■ **REQUIRED WORK**
Read through the records below and copy each line that uses the word "download".

■ **LISTING**

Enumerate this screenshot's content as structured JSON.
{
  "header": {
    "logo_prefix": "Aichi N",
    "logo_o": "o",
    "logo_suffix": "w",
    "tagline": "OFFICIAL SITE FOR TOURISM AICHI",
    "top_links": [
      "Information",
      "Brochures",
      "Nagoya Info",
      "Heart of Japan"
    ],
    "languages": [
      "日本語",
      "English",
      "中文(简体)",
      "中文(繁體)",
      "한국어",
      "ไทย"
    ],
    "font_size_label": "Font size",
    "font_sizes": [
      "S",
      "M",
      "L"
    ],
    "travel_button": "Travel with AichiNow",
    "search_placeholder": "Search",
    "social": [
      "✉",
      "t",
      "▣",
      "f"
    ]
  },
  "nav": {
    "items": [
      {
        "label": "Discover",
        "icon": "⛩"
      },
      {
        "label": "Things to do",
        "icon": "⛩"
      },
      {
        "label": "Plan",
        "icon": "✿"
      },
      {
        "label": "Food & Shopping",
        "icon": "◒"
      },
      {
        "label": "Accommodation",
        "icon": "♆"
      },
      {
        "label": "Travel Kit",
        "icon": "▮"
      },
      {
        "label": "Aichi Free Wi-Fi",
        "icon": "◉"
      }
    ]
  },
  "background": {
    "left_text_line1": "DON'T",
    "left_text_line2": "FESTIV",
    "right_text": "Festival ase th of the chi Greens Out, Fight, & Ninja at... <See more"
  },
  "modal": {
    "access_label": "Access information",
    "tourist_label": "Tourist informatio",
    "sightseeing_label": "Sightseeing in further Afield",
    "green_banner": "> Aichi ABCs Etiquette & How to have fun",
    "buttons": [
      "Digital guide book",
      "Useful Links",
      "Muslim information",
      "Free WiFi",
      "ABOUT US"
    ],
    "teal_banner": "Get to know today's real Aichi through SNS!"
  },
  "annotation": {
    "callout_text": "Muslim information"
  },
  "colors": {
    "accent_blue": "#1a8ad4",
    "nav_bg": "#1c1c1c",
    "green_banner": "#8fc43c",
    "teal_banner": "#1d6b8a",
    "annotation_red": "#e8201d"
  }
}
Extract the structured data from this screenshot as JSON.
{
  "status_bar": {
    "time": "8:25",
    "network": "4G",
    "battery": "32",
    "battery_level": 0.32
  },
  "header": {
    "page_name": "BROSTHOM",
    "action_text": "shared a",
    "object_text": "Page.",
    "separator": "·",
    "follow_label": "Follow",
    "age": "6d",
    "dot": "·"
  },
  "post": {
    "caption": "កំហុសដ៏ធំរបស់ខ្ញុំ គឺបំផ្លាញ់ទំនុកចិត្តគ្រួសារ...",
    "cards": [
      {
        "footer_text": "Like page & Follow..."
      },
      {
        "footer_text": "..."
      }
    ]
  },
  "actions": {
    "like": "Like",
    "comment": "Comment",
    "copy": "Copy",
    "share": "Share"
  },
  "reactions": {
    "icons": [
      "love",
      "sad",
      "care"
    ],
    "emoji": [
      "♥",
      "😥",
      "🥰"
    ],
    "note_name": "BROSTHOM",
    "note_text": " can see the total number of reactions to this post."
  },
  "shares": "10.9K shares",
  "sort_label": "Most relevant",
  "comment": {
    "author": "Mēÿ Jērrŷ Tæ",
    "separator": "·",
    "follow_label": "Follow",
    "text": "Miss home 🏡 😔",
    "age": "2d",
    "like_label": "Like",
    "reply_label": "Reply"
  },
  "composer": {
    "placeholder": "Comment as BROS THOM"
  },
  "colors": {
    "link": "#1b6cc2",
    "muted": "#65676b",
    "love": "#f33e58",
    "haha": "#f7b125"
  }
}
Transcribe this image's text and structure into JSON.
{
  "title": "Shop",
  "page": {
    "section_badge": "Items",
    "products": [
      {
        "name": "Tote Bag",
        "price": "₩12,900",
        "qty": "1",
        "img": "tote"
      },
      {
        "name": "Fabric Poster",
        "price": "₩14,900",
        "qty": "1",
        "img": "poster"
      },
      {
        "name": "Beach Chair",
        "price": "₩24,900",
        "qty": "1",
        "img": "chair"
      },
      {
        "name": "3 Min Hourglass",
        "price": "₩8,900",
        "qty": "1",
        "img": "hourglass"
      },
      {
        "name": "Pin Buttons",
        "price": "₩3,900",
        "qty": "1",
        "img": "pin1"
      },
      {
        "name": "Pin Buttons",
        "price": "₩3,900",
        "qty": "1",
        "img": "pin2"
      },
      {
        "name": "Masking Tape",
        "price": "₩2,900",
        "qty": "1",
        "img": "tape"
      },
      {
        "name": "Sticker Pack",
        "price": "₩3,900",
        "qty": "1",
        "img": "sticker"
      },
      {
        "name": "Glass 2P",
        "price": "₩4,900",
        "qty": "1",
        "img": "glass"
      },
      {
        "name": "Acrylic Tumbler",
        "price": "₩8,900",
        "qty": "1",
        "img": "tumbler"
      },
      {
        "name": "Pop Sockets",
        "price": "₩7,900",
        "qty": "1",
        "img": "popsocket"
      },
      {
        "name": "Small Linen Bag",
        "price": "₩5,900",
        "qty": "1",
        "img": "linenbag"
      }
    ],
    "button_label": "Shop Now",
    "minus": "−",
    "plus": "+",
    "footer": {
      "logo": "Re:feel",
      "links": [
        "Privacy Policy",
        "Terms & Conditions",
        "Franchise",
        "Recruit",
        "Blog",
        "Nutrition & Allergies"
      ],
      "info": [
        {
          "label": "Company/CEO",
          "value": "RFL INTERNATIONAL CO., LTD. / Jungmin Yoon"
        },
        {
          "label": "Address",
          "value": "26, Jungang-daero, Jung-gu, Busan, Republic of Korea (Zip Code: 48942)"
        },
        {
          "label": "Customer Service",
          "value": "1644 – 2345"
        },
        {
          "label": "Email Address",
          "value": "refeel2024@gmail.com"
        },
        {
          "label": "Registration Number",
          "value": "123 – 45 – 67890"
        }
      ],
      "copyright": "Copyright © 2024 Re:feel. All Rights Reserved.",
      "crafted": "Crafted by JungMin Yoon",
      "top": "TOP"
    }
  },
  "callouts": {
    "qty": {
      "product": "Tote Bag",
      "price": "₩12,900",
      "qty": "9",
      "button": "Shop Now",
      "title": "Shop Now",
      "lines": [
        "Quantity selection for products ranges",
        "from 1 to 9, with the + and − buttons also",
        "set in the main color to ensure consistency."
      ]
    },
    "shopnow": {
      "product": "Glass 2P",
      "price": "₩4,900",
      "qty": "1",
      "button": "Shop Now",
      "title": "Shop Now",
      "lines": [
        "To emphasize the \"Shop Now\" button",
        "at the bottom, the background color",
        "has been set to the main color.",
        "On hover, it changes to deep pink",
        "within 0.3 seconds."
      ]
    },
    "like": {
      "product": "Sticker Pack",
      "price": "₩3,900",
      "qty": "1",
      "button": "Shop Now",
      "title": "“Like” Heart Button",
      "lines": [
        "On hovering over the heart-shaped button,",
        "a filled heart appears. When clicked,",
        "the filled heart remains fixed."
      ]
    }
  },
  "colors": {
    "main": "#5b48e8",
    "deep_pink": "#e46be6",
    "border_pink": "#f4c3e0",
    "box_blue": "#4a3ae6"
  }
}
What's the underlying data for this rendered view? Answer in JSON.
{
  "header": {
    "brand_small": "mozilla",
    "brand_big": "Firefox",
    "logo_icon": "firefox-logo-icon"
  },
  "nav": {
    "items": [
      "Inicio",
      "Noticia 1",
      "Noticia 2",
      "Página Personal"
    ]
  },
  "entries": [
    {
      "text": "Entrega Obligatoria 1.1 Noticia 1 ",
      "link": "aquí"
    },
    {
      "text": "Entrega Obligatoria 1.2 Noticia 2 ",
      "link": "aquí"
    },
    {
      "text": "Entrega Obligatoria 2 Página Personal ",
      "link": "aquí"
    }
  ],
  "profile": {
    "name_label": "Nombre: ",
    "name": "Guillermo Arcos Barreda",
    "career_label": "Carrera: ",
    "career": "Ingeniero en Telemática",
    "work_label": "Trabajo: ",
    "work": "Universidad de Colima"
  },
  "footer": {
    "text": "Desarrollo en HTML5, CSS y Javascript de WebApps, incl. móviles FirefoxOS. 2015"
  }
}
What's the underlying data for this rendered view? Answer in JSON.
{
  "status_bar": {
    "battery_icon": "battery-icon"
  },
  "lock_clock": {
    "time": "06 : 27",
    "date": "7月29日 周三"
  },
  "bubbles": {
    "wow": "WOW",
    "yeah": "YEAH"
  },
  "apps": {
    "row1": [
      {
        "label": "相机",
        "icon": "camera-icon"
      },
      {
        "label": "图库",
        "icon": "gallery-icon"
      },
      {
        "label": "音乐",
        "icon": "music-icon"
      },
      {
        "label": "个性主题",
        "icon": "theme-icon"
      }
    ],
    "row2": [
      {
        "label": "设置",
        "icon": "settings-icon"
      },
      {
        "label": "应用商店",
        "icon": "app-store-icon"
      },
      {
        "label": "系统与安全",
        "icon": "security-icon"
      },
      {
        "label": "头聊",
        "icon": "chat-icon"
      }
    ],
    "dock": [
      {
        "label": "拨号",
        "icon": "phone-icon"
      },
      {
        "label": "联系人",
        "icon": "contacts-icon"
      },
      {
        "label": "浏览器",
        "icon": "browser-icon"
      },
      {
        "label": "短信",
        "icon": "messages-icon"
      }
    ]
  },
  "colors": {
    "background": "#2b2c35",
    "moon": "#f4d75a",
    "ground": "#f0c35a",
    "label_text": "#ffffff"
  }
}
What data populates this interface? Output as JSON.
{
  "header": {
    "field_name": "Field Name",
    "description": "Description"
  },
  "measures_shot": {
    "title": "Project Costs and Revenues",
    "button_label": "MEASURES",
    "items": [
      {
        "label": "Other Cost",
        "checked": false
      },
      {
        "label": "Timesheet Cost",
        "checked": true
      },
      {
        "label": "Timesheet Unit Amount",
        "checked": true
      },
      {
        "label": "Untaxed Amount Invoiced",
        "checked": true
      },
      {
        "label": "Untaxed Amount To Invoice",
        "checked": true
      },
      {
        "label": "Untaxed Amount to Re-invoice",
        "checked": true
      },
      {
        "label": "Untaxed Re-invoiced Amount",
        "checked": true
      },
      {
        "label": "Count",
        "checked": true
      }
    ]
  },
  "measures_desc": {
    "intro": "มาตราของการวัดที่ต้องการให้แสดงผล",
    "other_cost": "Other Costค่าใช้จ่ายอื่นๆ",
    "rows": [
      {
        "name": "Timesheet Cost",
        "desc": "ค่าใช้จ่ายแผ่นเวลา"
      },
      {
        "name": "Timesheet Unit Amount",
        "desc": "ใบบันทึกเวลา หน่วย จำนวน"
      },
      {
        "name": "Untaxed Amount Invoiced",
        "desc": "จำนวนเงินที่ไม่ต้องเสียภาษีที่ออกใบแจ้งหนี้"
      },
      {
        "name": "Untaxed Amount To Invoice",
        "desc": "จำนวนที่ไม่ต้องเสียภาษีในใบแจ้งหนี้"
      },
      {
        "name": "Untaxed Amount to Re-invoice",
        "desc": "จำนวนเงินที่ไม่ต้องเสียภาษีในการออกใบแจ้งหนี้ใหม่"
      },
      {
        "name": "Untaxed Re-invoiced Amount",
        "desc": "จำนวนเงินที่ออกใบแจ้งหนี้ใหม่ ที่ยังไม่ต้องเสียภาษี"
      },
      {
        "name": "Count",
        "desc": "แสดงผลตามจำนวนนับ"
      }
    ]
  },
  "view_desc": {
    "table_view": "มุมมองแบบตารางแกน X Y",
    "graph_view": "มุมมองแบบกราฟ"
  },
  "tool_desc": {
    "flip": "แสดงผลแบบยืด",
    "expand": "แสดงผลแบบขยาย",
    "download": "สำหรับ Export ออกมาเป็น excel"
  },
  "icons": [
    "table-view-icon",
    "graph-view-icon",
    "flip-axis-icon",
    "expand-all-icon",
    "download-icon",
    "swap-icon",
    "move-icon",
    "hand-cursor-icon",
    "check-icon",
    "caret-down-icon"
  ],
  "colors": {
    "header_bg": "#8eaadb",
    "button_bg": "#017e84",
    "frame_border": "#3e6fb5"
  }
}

■ **REPLY TO THE TASK**
    "download": "สำหรับ Export ออกมาเป็น excel"
    "download-icon",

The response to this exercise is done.